## Written instruction
Write out each line in which the string "retreat" is present.

## Records for this task
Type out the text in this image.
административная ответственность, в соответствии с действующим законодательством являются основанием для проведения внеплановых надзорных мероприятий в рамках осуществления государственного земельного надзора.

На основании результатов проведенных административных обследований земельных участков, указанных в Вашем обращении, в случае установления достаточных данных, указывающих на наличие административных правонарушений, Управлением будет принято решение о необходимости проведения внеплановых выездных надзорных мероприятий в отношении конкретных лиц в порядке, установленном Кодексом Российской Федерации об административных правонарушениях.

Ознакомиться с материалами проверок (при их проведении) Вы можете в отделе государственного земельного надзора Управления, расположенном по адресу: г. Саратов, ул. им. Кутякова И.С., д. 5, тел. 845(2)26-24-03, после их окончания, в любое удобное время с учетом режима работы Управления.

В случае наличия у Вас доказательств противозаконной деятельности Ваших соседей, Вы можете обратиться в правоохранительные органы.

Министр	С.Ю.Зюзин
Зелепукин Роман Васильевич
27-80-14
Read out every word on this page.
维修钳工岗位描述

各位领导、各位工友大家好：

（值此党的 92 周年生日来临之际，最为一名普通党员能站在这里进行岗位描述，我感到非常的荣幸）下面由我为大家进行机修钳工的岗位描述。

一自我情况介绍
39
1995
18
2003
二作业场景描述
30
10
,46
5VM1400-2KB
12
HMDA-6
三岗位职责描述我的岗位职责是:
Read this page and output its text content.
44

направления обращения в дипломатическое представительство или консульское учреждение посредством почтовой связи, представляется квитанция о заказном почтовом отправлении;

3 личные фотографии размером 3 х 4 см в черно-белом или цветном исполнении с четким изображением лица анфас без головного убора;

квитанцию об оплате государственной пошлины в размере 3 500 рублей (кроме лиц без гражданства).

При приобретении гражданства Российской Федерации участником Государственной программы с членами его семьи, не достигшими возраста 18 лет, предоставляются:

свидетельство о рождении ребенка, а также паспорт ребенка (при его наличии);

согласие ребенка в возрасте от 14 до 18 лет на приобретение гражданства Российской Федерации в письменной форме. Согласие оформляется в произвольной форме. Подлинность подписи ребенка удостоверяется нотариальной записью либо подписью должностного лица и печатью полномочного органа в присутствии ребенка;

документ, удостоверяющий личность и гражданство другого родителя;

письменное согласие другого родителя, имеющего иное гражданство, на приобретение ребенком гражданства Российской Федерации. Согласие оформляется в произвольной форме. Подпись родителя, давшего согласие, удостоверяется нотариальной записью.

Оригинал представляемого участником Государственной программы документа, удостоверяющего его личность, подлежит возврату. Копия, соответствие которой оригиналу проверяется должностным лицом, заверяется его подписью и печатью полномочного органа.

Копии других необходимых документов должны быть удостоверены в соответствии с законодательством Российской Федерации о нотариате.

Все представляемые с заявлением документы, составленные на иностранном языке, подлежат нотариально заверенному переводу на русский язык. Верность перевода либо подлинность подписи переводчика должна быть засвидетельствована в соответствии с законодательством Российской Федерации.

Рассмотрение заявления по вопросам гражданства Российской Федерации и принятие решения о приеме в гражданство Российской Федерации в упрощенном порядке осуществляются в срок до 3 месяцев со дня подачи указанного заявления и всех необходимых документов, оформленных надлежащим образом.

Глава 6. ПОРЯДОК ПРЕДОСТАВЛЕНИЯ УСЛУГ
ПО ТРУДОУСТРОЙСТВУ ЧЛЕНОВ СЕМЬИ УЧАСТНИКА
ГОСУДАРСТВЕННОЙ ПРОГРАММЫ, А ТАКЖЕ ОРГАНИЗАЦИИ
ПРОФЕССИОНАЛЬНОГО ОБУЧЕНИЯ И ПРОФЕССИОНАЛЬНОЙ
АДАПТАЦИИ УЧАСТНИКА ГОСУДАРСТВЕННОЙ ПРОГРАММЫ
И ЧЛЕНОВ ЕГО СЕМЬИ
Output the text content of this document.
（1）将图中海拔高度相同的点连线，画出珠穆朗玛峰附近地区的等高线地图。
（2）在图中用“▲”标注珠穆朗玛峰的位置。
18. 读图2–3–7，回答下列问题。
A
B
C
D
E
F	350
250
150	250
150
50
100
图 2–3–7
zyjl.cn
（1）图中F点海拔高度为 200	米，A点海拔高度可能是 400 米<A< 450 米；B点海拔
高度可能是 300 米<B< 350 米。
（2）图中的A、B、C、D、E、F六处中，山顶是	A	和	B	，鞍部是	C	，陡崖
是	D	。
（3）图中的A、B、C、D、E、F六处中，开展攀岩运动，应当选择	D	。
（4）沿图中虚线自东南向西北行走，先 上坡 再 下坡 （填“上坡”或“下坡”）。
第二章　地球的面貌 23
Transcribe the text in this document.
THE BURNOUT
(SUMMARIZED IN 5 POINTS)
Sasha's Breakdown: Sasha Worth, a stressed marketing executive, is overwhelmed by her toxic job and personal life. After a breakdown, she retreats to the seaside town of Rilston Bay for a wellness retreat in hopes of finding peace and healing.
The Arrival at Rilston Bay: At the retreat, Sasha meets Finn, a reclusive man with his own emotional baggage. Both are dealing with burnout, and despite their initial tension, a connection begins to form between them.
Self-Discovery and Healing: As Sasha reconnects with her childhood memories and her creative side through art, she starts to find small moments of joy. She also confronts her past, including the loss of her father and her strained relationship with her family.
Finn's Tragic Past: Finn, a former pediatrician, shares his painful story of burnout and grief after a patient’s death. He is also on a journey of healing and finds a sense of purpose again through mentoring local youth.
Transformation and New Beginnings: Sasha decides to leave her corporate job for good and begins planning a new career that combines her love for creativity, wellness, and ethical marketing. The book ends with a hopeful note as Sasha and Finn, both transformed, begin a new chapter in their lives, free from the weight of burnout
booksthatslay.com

## Complete output
Sasha's Breakdown: Sasha Worth, a stressed marketing executive, is overwhelmed by her toxic job and personal life. After a breakdown, she retreats to the seaside town of Rilston Bay for a wellness retreat in hopes of finding peace and healing.
The Arrival at Rilston Bay: At the retreat, Sasha meets Finn, a reclusive man with his own emotional baggage. Both are dealing with burnout, and despite their initial tension, a connection begins to form between them.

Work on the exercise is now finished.